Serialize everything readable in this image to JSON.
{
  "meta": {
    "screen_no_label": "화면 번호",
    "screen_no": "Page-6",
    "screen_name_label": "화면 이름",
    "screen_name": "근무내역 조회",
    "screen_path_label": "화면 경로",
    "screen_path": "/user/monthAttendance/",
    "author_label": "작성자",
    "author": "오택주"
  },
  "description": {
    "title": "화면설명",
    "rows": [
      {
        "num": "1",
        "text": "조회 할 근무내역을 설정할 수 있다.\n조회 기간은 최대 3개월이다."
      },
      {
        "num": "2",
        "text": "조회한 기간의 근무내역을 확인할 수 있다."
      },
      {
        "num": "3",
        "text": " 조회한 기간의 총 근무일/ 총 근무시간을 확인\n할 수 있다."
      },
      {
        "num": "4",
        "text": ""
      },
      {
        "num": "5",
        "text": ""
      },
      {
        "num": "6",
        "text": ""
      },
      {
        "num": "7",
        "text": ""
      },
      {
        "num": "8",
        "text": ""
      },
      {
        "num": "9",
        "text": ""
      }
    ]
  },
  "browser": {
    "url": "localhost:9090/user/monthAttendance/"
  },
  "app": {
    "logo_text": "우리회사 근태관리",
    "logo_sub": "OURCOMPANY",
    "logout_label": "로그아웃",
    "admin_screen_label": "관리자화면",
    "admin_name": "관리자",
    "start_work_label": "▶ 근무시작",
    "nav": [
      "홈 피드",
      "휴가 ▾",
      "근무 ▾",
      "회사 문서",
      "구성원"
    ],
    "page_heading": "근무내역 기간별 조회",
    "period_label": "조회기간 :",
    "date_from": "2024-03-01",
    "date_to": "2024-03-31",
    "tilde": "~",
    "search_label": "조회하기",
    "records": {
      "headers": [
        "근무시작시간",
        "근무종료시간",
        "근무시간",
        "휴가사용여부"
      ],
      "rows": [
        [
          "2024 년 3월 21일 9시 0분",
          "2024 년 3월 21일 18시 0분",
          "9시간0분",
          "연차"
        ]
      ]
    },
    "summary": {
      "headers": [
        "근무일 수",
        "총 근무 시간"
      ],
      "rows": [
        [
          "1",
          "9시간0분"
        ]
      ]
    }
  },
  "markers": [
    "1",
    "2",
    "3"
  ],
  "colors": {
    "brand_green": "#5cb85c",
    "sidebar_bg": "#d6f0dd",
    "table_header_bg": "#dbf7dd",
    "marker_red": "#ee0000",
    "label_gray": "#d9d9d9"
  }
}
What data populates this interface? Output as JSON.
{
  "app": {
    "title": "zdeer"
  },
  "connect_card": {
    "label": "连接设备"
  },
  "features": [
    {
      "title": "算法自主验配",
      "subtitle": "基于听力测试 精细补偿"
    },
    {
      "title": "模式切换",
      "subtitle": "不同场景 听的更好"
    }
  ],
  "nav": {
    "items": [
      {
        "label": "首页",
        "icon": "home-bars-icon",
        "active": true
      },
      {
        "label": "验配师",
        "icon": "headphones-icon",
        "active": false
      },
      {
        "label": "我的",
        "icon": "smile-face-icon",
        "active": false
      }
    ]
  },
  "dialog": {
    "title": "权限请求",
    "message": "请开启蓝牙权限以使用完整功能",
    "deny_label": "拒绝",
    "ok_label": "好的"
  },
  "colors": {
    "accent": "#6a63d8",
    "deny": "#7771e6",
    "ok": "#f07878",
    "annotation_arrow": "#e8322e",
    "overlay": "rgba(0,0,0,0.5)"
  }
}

> **WHAT IS NEEDED**
Extract every entry in the listing word for word.

> **WORKED SOLUTION**
Serialize everything readable in this image to JSON.
{
  "meta": {
    "screen_no_label": "화면 번호",
    "screen_no": "Page-6",
    "screen_name_label": "화면 이름",
    "screen_name": "근무내역 조회",
    "screen_path_label": "화면 경로",
    "screen_path": "/user/monthAttendance/",
    "author_label": "작성자",
    "author": "오택주"
  },
  "description": {
    "title": "화면설명",
    "rows": [
      {
        "num": "1",
        "text": "조회 할 근무내역을 설정할 수 있다.\n조회 기간은 최대 3개월이다."
      },
      {
        "num": "2",
        "text": "조회한 기간의 근무내역을 확인할 수 있다."
      },
      {
        "num": "3",
        "text": " 조회한 기간의 총 근무일/ 총 근무시간을 확인\n할 수 있다."
      },
      {
        "num": "4",
        "text": ""
      },
      {
        "num": "5",
        "text": ""
      },
      {
        "num": "6",
        "text": ""
      },
      {
        "num": "7",
        "text": ""
      },
      {
        "num": "8",
        "text": ""
      },
      {
        "num": "9",
        "text": ""
      }
    ]
  },
  "browser": {
    "url": "localhost:9090/user/monthAttendance/"
  },
  "app": {
    "logo_text": "우리회사 근태관리",
    "logo_sub": "OURCOMPANY",
    "logout_label": "로그아웃",
    "admin_screen_label": "관리자화면",
    "admin_name": "관리자",
    "start_work_label": "▶ 근무시작",
    "nav": [
      "홈 피드",
      "휴가 ▾",
      "근무 ▾",
      "회사 문서",
      "구성원"
    ],
    "page_heading": "근무내역 기간별 조회",
    "period_label": "조회기간 :",
    "date_from": "2024-03-01",
    "date_to": "2024-03-31",
    "tilde": "~",
    "search_label": "조회하기",
    "records": {
      "headers": [
        "근무시작시간",
        "근무종료시간",
        "근무시간",
        "휴가사용여부"
      ],
      "rows": [
        [
          "2024 년 3월 21일 9시 0분",
          "2024 년 3월 21일 18시 0분",
          "9시간0분",
          "연차"
        ]
      ]
    },
    "summary": {
      "headers": [
        "근무일 수",
        "총 근무 시간"
      ],
      "rows": [
        [
          "1",
          "9시간0분"
        ]
      ]
    }
  },
  "markers": [
    "1",
    "2",
    "3"
  ],
  "colors": {
    "brand_green": "#5cb85c",
    "sidebar_bg": "#d6f0dd",
    "table_header_bg": "#dbf7dd",
    "marker_red": "#ee0000",
    "label_gray": "#d9d9d9"
  }
}
What data populates this interface? Output as JSON.
{
  "app": {
    "title": "zdeer"
  },
  "connect_card": {
    "label": "连接设备"
  },
  "features": [
    {
      "title": "算法自主验配",
      "subtitle": "基于听力测试 精细补偿"
    },
    {
      "title": "模式切换",
      "subtitle": "不同场景 听的更好"
    }
  ],
  "nav": {
    "items": [
      {
        "label": "首页",
        "icon": "home-bars-icon",
        "active": true
      },
      {
        "label": "验配师",
        "icon": "headphones-icon",
        "active": false
      },
      {
        "label": "我的",
        "icon": "smile-face-icon",
        "active": false
      }
    ]
  },
  "dialog": {
    "title": "权限请求",
    "message": "请开启蓝牙权限以使用完整功能",
    "deny_label": "拒绝",
    "ok_label": "好的"
  },
  "colors": {
    "accent": "#6a63d8",
    "deny": "#7771e6",
    "ok": "#f07878",
    "annotation_arrow": "#e8322e",
    "overlay": "rgba(0,0,0,0.5)"
  }
}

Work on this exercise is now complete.